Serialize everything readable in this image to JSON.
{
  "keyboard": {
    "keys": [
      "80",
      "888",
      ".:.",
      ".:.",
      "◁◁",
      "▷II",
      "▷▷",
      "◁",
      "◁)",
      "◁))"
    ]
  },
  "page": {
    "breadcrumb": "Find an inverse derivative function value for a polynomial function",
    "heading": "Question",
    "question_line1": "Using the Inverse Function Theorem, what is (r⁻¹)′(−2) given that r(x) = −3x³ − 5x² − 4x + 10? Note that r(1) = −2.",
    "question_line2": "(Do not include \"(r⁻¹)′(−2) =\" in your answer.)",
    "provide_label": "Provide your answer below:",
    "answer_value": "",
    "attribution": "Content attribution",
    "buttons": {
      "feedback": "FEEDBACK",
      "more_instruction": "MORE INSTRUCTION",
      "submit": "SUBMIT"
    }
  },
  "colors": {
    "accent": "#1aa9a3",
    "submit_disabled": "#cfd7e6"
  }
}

Exercise >>
Give back the whole listing, word for word.

Solution below >>
Serialize everything readable in this image to JSON.
{
  "keyboard": {
    "keys": [
      "80",
      "888",
      ".:.",
      ".:.",
      "◁◁",
      "▷II",
      "▷▷",
      "◁",
      "◁)",
      "◁))"
    ]
  },
  "page": {
    "breadcrumb": "Find an inverse derivative function value for a polynomial function",
    "heading": "Question",
    "question_line1": "Using the Inverse Function Theorem, what is (r⁻¹)′(−2) given that r(x) = −3x³ − 5x² − 4x + 10? Note that r(1) = −2.",
    "question_line2": "(Do not include \"(r⁻¹)′(−2) =\" in your answer.)",
    "provide_label": "Provide your answer below:",
    "answer_value": "",
    "attribution": "Content attribution",
    "buttons": {
      "feedback": "FEEDBACK",
      "more_instruction": "MORE INSTRUCTION",
      "submit": "SUBMIT"
    }
  },
  "colors": {
    "accent": "#1aa9a3",
    "submit_disabled": "#cfd7e6"
  }
}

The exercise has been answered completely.